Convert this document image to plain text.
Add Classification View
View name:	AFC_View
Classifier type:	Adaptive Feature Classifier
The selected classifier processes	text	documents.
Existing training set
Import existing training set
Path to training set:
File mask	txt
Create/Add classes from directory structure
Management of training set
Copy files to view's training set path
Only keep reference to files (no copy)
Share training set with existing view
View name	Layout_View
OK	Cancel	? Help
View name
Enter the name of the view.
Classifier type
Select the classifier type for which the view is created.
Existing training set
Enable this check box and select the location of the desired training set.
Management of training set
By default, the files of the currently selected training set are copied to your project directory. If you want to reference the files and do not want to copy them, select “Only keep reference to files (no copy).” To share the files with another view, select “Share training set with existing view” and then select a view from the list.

WORK TO BE COMPLETED
In the listing above, find each line with the word "Only" and copy it.

EXERCISE RESULT
Only keep reference to files (no copy)
By default, the files of the currently selected training set are copied to your project directory. If you want to reference the files and do not want to copy them, select “Only keep reference to files (no copy).” To share the files with another view, select “Share training set with existing view” and then select a view from the list.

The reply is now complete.